[begin Input]

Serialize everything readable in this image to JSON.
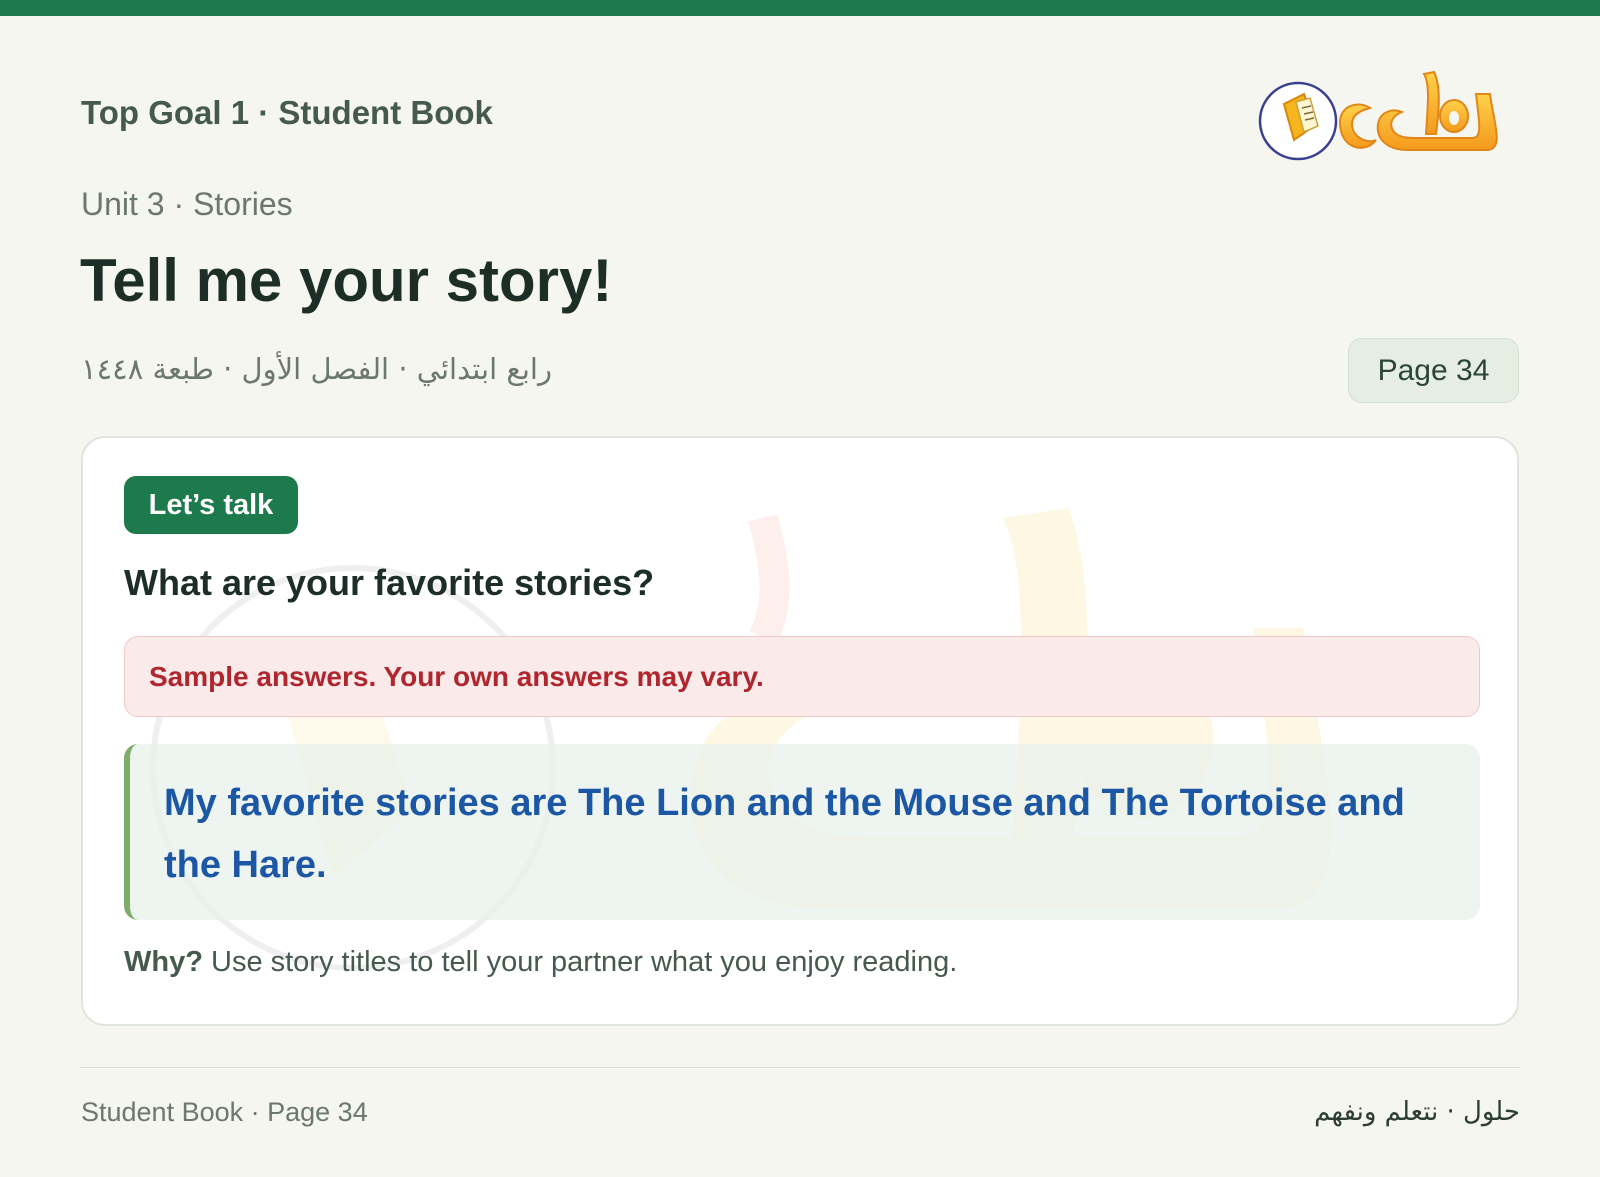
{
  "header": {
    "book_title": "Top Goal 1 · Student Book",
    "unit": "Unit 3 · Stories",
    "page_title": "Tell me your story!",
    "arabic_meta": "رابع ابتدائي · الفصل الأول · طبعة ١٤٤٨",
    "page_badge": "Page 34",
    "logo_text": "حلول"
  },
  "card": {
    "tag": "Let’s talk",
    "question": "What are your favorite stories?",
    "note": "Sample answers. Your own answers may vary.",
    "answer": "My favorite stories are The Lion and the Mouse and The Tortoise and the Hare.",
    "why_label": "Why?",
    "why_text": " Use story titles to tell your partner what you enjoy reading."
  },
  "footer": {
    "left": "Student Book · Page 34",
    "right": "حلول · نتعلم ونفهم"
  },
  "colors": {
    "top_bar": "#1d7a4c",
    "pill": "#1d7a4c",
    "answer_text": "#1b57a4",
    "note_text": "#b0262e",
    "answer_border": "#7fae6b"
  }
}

[end Input]

Return only those lines of the records that contain the string "favorite".

    "question": "What are your favorite stories?",
    "answer": "My favorite stories are The Lion and the Mouse and The Tortoise and the Hare.",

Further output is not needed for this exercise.